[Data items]
____________________
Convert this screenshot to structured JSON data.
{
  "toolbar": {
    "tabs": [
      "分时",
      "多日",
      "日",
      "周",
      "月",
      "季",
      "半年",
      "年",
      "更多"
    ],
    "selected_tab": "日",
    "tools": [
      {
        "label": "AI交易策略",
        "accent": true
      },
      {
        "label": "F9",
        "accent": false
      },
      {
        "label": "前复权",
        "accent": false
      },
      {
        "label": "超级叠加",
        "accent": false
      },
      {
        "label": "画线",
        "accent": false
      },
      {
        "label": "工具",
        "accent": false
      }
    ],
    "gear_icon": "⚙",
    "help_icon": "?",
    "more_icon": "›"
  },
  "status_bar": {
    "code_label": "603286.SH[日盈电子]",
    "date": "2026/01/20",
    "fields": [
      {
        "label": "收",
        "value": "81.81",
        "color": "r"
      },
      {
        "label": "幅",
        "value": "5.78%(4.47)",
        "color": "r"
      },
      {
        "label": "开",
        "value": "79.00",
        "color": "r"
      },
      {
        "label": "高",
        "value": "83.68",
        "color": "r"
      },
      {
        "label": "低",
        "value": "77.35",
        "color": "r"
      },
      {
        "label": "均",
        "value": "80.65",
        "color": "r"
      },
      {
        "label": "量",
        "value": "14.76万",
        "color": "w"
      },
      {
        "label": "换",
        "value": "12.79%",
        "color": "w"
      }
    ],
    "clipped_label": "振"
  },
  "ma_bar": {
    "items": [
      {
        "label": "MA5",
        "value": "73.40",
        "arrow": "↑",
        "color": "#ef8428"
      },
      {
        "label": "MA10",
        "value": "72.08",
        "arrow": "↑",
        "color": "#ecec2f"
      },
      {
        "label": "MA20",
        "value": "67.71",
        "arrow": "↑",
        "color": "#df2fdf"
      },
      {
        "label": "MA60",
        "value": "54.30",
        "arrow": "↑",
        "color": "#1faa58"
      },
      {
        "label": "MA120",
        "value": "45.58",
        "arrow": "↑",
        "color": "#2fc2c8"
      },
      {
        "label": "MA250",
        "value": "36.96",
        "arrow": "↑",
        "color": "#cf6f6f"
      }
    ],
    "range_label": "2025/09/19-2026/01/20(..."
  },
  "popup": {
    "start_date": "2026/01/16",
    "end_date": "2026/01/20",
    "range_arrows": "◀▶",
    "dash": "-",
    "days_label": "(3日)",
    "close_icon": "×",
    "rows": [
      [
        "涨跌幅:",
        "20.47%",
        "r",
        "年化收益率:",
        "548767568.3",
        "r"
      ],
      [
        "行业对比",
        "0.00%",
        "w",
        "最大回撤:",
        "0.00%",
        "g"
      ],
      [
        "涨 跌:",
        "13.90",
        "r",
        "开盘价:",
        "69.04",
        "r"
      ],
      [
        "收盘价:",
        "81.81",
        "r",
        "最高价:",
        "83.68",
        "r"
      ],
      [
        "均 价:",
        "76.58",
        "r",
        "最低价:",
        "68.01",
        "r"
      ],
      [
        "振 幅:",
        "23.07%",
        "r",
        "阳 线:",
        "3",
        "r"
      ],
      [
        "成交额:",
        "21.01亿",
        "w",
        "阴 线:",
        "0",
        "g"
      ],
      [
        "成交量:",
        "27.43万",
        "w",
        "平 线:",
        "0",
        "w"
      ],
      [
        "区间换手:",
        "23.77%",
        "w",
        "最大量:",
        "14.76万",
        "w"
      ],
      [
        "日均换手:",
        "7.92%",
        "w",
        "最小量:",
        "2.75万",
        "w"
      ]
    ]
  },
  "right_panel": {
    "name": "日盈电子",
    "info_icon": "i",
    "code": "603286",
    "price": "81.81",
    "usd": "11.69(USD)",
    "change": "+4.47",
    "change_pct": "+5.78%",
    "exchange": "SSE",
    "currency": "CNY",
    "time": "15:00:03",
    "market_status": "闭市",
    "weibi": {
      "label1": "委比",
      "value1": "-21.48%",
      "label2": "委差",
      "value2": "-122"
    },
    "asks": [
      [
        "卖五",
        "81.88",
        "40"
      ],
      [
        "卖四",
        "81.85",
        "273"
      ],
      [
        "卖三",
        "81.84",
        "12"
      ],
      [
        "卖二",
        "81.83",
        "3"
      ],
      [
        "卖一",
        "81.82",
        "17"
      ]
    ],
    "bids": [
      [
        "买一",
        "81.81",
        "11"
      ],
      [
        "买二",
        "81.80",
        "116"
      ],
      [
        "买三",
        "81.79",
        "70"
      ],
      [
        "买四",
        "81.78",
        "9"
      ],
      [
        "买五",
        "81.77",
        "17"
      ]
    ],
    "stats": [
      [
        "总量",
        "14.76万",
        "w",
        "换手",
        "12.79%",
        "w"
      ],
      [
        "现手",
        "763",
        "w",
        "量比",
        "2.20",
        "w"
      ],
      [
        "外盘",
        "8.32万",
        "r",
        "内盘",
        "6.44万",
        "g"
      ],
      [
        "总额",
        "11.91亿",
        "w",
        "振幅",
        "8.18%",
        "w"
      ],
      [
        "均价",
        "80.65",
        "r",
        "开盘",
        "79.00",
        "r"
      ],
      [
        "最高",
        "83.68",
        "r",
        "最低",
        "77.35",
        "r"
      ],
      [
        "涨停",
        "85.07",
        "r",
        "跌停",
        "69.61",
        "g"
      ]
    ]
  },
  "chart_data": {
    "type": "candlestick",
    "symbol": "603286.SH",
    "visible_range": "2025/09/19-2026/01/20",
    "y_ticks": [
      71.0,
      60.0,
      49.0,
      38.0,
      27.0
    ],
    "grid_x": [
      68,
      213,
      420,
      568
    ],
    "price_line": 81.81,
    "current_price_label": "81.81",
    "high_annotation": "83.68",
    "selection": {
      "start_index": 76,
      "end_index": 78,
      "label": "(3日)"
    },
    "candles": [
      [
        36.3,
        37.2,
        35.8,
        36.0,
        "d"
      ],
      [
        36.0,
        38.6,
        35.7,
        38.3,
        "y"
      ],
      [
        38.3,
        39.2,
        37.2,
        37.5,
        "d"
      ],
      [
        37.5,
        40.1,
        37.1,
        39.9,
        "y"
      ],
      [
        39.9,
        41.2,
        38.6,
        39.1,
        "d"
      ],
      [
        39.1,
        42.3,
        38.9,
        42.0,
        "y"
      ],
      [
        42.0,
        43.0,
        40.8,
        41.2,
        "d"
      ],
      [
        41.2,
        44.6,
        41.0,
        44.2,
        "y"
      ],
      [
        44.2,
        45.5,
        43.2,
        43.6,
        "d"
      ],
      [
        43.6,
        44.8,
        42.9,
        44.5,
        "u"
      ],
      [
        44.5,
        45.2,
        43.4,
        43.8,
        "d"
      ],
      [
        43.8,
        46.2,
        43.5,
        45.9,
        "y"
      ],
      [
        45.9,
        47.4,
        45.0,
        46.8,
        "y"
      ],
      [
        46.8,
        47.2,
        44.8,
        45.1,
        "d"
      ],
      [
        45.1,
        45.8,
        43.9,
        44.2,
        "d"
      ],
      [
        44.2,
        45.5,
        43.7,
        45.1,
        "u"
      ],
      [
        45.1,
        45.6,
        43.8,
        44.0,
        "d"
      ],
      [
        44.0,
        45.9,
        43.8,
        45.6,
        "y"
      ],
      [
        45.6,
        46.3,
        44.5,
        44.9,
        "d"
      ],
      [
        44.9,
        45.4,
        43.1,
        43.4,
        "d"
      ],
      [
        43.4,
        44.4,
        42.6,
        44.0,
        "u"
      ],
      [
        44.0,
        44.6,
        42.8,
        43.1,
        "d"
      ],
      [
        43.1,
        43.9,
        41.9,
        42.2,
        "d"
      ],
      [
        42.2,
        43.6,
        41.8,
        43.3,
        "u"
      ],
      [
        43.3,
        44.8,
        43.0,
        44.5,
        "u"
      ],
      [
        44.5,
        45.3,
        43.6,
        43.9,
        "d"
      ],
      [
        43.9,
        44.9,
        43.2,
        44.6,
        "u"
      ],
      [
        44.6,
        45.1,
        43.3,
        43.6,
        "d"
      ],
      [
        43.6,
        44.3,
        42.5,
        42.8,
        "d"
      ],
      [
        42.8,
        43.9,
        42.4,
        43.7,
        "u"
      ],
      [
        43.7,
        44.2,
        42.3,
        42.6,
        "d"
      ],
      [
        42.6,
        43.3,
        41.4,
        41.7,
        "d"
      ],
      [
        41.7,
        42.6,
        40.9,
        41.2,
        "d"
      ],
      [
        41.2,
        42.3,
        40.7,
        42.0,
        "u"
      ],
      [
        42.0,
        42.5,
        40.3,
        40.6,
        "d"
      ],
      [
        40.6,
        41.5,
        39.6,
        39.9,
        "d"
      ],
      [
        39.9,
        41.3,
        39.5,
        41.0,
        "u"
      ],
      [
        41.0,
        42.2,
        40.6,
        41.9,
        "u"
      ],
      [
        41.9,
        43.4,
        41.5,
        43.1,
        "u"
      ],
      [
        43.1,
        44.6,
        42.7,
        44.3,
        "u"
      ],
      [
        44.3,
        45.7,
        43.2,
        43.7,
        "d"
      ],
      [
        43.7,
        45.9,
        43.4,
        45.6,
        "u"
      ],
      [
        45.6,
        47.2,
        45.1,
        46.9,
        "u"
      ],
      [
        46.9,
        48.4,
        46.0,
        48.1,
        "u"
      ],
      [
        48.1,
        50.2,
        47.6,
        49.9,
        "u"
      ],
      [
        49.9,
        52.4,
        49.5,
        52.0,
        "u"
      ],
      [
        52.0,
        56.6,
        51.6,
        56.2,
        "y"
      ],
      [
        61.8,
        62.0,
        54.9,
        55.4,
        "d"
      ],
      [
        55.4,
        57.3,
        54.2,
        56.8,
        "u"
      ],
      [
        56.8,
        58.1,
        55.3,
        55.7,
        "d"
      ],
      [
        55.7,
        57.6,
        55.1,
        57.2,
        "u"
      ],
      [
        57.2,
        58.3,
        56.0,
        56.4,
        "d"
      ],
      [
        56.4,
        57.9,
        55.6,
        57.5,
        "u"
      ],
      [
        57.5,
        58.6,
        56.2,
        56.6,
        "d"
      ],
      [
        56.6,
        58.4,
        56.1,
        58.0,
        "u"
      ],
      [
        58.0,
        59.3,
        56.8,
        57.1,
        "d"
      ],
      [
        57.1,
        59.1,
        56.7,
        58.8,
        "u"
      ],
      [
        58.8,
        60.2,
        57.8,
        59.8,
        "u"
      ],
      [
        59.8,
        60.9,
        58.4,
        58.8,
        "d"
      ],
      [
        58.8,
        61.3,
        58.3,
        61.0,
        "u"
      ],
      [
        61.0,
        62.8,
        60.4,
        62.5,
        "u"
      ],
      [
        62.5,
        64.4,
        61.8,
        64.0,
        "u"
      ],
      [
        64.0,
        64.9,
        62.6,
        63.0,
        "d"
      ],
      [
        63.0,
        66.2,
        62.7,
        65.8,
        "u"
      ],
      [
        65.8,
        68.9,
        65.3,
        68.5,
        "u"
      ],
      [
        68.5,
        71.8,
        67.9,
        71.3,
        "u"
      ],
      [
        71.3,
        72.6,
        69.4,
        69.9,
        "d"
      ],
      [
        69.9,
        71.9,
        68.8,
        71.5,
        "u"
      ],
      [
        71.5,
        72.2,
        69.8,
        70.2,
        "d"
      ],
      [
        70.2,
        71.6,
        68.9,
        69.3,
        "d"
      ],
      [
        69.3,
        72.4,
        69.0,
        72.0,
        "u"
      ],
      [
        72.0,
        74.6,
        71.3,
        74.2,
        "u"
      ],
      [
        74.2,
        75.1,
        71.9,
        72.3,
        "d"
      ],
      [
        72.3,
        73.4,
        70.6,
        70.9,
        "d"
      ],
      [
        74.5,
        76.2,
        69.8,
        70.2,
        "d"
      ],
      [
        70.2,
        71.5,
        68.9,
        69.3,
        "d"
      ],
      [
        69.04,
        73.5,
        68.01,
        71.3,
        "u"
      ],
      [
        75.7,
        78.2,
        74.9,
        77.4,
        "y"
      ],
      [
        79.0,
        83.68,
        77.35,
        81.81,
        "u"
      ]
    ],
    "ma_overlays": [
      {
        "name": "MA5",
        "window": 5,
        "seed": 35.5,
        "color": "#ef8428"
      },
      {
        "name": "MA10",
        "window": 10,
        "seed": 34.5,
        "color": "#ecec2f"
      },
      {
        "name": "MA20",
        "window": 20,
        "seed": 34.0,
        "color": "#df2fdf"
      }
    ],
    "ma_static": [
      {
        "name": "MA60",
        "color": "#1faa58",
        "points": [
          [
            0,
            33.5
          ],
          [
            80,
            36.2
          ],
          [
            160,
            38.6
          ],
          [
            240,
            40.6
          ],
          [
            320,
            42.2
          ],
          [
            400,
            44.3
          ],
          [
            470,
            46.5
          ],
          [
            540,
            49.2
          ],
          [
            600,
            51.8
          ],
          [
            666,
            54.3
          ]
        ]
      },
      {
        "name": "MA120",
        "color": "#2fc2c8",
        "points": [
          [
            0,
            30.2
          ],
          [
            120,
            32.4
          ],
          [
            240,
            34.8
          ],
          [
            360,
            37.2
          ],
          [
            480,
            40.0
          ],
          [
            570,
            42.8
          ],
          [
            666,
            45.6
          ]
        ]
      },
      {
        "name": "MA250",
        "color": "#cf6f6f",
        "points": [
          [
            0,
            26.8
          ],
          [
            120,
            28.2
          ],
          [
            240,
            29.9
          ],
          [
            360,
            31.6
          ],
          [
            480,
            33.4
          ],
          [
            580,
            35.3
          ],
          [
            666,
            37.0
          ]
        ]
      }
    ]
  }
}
____________________
[Instruction] Look for the word "name" in every line of the listing and copy the lines that have it.

[Output for this exercise]
    "name": "日盈电子",
        "name": "MA5",
        "name": "MA10",
        "name": "MA20",
        "name": "MA60",
        "name": "MA120",
        "name": "MA250",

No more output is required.